### PROBLEM DETAILS
How many lines of the material below contain the string "name"? Answer with the number and nothing else.

### Extracted records
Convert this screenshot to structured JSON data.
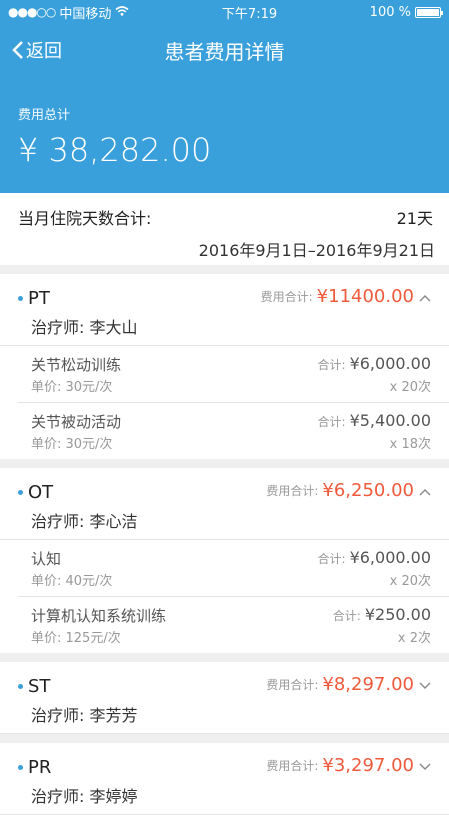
{
  "status": {
    "carrier": "中国移动",
    "time": "下午7:19",
    "battery": "100 %"
  },
  "nav": {
    "back_label": "返回",
    "title": "患者费用详情"
  },
  "summary": {
    "total_label": "费用总计",
    "total_amount": "¥ 38,282.00"
  },
  "stay": {
    "label": "当月住院天数合计:",
    "days": "21天",
    "range": "2016年9月1日–2016年9月21日"
  },
  "sections": [
    {
      "name": "PT",
      "therapist": "治疗师:  李大山",
      "total_label": "费用合计:",
      "total": "¥11400.00",
      "expanded": true,
      "items": [
        {
          "name": "关节松动训练",
          "unit": "单价:  30元/次",
          "sub_label": "合计:",
          "sub": "¥6,000.00",
          "qty": "x 20次"
        },
        {
          "name": "关节被动活动",
          "unit": "单价:  30元/次",
          "sub_label": "合计:",
          "sub": "¥5,400.00",
          "qty": "x 18次"
        }
      ]
    },
    {
      "name": "OT",
      "therapist": "治疗师:  李心洁",
      "total_label": "费用合计:",
      "total": "¥6,250.00",
      "expanded": true,
      "items": [
        {
          "name": "认知",
          "unit": "单价:  40元/次",
          "sub_label": "合计:",
          "sub": "¥6,000.00",
          "qty": "x 20次"
        },
        {
          "name": "计算机认知系统训练",
          "unit": "单价:  125元/次",
          "sub_label": "合计:",
          "sub": "¥250.00",
          "qty": "x 2次"
        }
      ]
    },
    {
      "name": "ST",
      "therapist": "治疗师:  李芳芳",
      "total_label": "费用合计:",
      "total": "¥8,297.00",
      "expanded": false,
      "items": []
    },
    {
      "name": "PR",
      "therapist": "治疗师:  李婷婷",
      "total_label": "费用合计:",
      "total": "¥3,297.00",
      "expanded": false,
      "items": []
    }
  ],
  "colors": {
    "header_bg": "#3aa0dc",
    "amount": "#ef5a3c"
  }
}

### ANSWER
8